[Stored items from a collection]
==*==
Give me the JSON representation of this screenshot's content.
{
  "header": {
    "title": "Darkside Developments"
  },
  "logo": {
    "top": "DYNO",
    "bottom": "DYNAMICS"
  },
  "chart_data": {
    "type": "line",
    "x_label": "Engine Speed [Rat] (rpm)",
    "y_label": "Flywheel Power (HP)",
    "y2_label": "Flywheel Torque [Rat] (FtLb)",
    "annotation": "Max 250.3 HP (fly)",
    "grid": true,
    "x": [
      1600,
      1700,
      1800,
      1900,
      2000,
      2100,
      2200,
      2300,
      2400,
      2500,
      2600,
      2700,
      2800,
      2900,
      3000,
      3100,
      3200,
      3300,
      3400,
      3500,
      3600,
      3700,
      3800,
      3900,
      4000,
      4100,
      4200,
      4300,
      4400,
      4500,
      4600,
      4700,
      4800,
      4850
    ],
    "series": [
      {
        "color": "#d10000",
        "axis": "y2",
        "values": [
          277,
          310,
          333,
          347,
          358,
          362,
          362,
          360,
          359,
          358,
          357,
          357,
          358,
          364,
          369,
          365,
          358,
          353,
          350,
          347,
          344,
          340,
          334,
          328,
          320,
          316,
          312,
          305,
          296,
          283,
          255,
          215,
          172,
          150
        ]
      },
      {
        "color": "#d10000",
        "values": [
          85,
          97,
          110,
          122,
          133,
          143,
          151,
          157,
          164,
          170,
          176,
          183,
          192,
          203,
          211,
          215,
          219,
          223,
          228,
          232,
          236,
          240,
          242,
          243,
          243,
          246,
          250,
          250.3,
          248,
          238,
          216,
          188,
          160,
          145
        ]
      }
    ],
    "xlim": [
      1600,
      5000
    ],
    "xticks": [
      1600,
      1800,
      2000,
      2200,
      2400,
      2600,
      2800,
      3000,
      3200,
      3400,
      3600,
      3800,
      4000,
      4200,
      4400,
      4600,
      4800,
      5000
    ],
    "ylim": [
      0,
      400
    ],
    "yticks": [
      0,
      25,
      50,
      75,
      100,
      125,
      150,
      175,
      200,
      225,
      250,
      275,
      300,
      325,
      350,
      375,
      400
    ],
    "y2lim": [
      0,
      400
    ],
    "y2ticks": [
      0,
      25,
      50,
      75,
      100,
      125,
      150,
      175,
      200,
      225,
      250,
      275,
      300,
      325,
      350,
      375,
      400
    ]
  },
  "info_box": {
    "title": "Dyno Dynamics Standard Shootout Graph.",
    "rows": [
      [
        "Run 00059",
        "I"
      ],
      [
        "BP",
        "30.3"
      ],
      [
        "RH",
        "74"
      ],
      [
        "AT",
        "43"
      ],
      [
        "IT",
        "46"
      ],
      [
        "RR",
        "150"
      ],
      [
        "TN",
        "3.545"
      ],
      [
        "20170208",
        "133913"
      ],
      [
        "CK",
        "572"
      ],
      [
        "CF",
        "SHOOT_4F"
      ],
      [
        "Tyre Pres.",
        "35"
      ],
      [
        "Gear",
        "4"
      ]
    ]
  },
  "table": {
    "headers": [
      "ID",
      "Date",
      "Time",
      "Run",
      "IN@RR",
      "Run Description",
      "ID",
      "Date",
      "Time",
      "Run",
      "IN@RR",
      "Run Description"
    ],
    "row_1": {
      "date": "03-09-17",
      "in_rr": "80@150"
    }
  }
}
==*==
● **Description of the task**: Give only the number of lines in the listing above that include the string "Flywheel".

● **The solution**: 2